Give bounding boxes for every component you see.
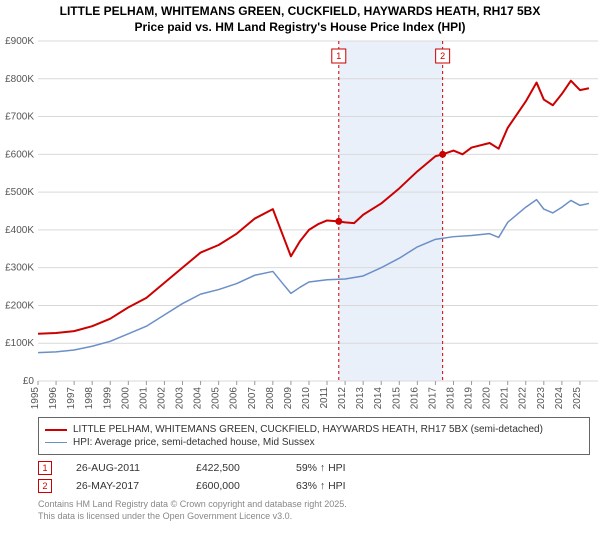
chart-area: £0 £100K £200K £300K £400K £500K £600K £700K £80…: [0, 35, 600, 415]
y-tick-label: £0: [23, 376, 35, 387]
chart-title: LITTLE PELHAM, WHITEMANS GREEN, CUCKFIEL…: [0, 0, 600, 35]
x-tick-label: 2014: [373, 387, 384, 410]
x-tick-label: 1996: [48, 387, 59, 410]
series-property: [38, 81, 589, 334]
marker-hpi: 59% ↑ HPI: [296, 462, 346, 474]
x-tick-label: 2019: [464, 387, 475, 410]
title-line1: LITTLE PELHAM, WHITEMANS GREEN, CUCKFIEL…: [8, 4, 592, 20]
x-tick-label: 1995: [30, 387, 41, 410]
marker-dot: [335, 218, 342, 225]
x-tick-label: 2005: [211, 387, 222, 410]
legend-swatch: [45, 442, 67, 443]
x-tick-label: 2018: [445, 387, 456, 410]
x-tick-label: 2017: [427, 387, 438, 410]
x-tick-label: 2001: [138, 387, 149, 410]
x-tick-label: 2011: [319, 387, 330, 409]
x-tick-label: 2015: [391, 387, 402, 410]
title-line2: Price paid vs. HM Land Registry's House …: [8, 20, 592, 36]
x-tick-label: 2021: [500, 387, 511, 410]
x-tick-label: 2003: [175, 387, 186, 410]
chart-svg: £0 £100K £200K £300K £400K £500K £600K £700K £80…: [0, 35, 600, 415]
legend-row: LITTLE PELHAM, WHITEMANS GREEN, CUCKFIEL…: [45, 424, 583, 435]
x-tick-label: 2006: [229, 387, 240, 410]
marker-row: 1 26-AUG-2011£422,50059% ↑ HPI: [38, 461, 590, 475]
x-tick-label: 2000: [120, 387, 131, 410]
marker-hpi: 63% ↑ HPI: [296, 480, 346, 492]
marker-price: £422,500: [196, 462, 296, 474]
legend: LITTLE PELHAM, WHITEMANS GREEN, CUCKFIEL…: [38, 417, 590, 455]
marker-table: 1 26-AUG-2011£422,50059% ↑ HPI 2 26-MAY-201…: [38, 461, 590, 493]
legend-swatch: [45, 429, 67, 431]
y-tick-label: £800K: [5, 74, 34, 85]
footer-line2: This data is licensed under the Open Gov…: [38, 511, 590, 523]
marker-flag-num: 2: [440, 51, 445, 61]
x-tick-label: 2013: [355, 387, 366, 410]
marker-date: 26-MAY-2017: [76, 480, 196, 492]
y-tick-label: £400K: [5, 225, 34, 236]
y-tick-label: £100K: [5, 338, 34, 349]
y-tick-label: £900K: [5, 36, 34, 47]
x-tick-label: 1998: [84, 387, 95, 410]
legend-row: HPI: Average price, semi-detached house,…: [45, 437, 583, 448]
x-tick-label: 2022: [518, 387, 529, 410]
x-tick-label: 2024: [554, 387, 565, 410]
marker-dot: [439, 151, 446, 158]
series-hpi: [38, 200, 589, 353]
y-tick-label: £500K: [5, 187, 34, 198]
x-tick-label: 2023: [536, 387, 547, 410]
marker-num: 2: [38, 479, 52, 493]
x-tick-label: 2007: [247, 387, 258, 410]
x-tick-label: 2008: [265, 387, 276, 410]
marker-flag-num: 1: [336, 51, 341, 61]
x-tick-label: 2012: [337, 387, 348, 410]
legend-label: LITTLE PELHAM, WHITEMANS GREEN, CUCKFIEL…: [73, 424, 543, 435]
marker-price: £600,000: [196, 480, 296, 492]
shaded-band: [339, 41, 443, 381]
y-tick-label: £300K: [5, 263, 34, 274]
x-tick-label: 1999: [102, 387, 113, 410]
x-tick-label: 2016: [409, 387, 420, 410]
marker-num: 1: [38, 461, 52, 475]
x-tick-label: 1997: [66, 387, 77, 410]
x-tick-label: 2009: [283, 387, 294, 410]
y-tick-label: £700K: [5, 112, 34, 123]
y-tick-label: £600K: [5, 150, 34, 161]
x-tick-label: 2020: [482, 387, 493, 410]
footer: Contains HM Land Registry data © Crown c…: [38, 499, 590, 522]
footer-line1: Contains HM Land Registry data © Crown c…: [38, 499, 590, 511]
x-tick-label: 2010: [301, 387, 312, 410]
legend-label: HPI: Average price, semi-detached house,…: [73, 437, 315, 448]
x-tick-label: 2025: [572, 387, 583, 410]
marker-date: 26-AUG-2011: [76, 462, 196, 474]
x-tick-label: 2004: [193, 387, 204, 410]
marker-row: 2 26-MAY-2017£600,00063% ↑ HPI: [38, 479, 590, 493]
x-tick-label: 2002: [156, 387, 167, 410]
y-tick-label: £200K: [5, 301, 34, 312]
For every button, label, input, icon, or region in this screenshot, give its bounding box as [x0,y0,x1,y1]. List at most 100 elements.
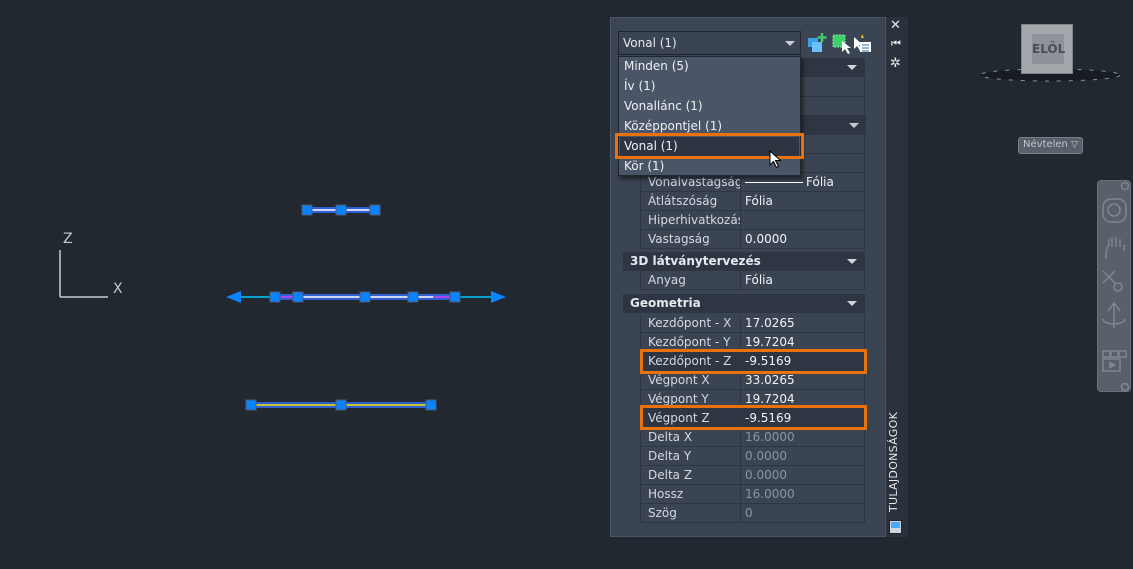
auto-hide-icon[interactable]: ⏮ [891,37,901,50]
dropdown-item[interactable]: Minden (5) [624,59,689,73]
close-icon[interactable]: ✕ [890,18,901,33]
section-title: Geometria [630,296,701,310]
property-label: Végpont Z [641,409,741,427]
property-value: 0 [745,506,753,520]
zoom-icon [1102,270,1116,284]
property-row[interactable]: Hiperhivatkozás [640,211,865,230]
property-row[interactable]: Végpont X 33.0265 [640,371,865,390]
property-label: Szög [641,504,741,522]
customize-icon [1120,382,1130,392]
property-value: 0.0000 [745,449,787,463]
property-label: Átlátszóság [641,192,741,210]
mouse-cursor-icon [769,150,782,169]
palette-title-bar[interactable] [886,17,908,537]
property-row[interactable]: Delta X 16.0000 [640,428,865,447]
grip [301,204,313,216]
property-label: Kezdőpont - X [641,314,741,332]
object-type-value: Vonal (1) [623,36,677,50]
property-value[interactable]: -9.5169 [745,354,792,368]
section-title: 3D látványtervezés [630,254,761,268]
property-value[interactable]: 33.0265 [745,373,795,387]
property-row[interactable]: Szög 0 [640,504,865,523]
arrow-right-icon [491,291,506,303]
object-type-select[interactable]: Vonal (1) [618,31,801,55]
property-value[interactable]: 17.0265 [745,316,795,330]
property-value[interactable]: Fólia [745,194,773,208]
viewcube-face[interactable]: ELÖL [1021,24,1073,74]
property-row[interactable]: Kezdőpont - Z -9.5169 [640,352,865,371]
grip [425,399,437,411]
dropdown-item[interactable]: Középpontjel (1) [624,119,723,133]
grip [269,291,281,303]
highlight-end-z [640,405,867,430]
properties-icon [889,520,902,534]
property-row[interactable]: Átlátszóság Fólia [640,192,865,211]
property-row[interactable]: Végpont Y 19.7204 [640,390,865,409]
lineweight-sample [745,182,803,183]
property-label: Végpont X [641,371,741,389]
named-view-label: Névtelen [1023,139,1068,150]
property-value[interactable] [741,211,866,229]
highlight-vonal-item [615,133,804,159]
property-value: 0.0000 [745,468,787,482]
chevron-down-icon [847,65,857,70]
property-row[interactable]: Vastagság 0.0000 [640,230,865,249]
section-header-3d-visualization[interactable]: 3D látványtervezés [623,252,865,271]
property-row[interactable]: Kezdőpont - X 17.0265 [640,314,865,333]
property-label: Kezdőpont - Z [641,352,741,370]
property-label: Kezdőpont - Y [641,333,741,351]
property-row[interactable]: Vonalvastagság Fólia [640,173,865,192]
property-value[interactable]: Fólia [745,273,773,287]
property-label: Hossz [641,485,741,503]
property-label: Delta Z [641,466,741,484]
property-row[interactable]: Delta Z 0.0000 [640,466,865,485]
grip [359,291,371,303]
property-label: Végpont Y [641,390,741,408]
property-value-text: Fólia [806,175,834,189]
showmotion-icon [1102,350,1111,358]
navigation-bar[interactable] [1097,180,1131,392]
property-value[interactable]: 19.7204 [745,392,795,406]
property-value[interactable]: -9.5169 [745,411,792,425]
viewcube-compass-ring[interactable] [975,65,1125,95]
property-value[interactable]: 19.7204 [745,335,795,349]
properties-menu-icon[interactable]: ✲ [890,56,901,71]
chevron-down-icon [847,259,857,264]
viewcube-face-label: ELÖL [1032,34,1065,64]
toggle-pickadd-icon[interactable] [808,33,827,52]
grip [292,291,304,303]
property-label: Delta Y [641,447,741,465]
arrow-left-icon [226,291,241,303]
viewcube[interactable]: ELÖL [975,20,1125,82]
grip [245,399,257,411]
grips[interactable] [245,204,461,411]
property-value[interactable]: 0.0000 [745,232,787,246]
dropdown-item[interactable]: Kör (1) [624,159,665,173]
grip [369,204,381,216]
property-row[interactable]: Delta Y 0.0000 [640,447,865,466]
property-label: Vonalvastagság [641,173,741,191]
property-label: Hiperhivatkozás [641,211,741,229]
dropdown-item[interactable]: Ív (1) [624,79,656,93]
dropdown-item[interactable]: Vonallánc (1) [624,99,703,113]
ucs-z-label: Z [63,231,73,247]
pan-hand-icon [1105,237,1125,260]
property-row[interactable]: Hossz 16.0000 [640,485,865,504]
section-header-geometry[interactable]: Geometria [623,294,865,313]
property-row[interactable]: Anyag Fólia [640,271,865,290]
drawing-canvas[interactable] [0,0,600,569]
highlight-start-z [640,349,867,374]
quick-select-icon[interactable] [854,34,871,52]
property-value[interactable]: Fólia [741,173,866,191]
named-view-dropdown[interactable]: Névtelen ▽ [1018,137,1083,154]
grip [335,204,347,216]
grip [335,399,347,411]
dropdown-item[interactable]: Vonal (1) [620,137,799,157]
property-label: Delta X [641,428,741,446]
grip [449,291,461,303]
chevron-down-icon [785,41,795,46]
palette-title: TULAJDONSÁGOK [887,411,900,512]
chevron-down-icon: ▽ [1071,140,1078,150]
property-value: 16.0000 [745,430,795,444]
select-objects-icon[interactable] [832,34,851,54]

----------------

SHORT PROBLEM: Pick out every line in the items above that contains the string "face".

EXERCISE RESULT:
viewcube-face[interactable]: ELÖL [1021,24,1073,74]
viewcube-face-label: ELÖL [1032,34,1065,64]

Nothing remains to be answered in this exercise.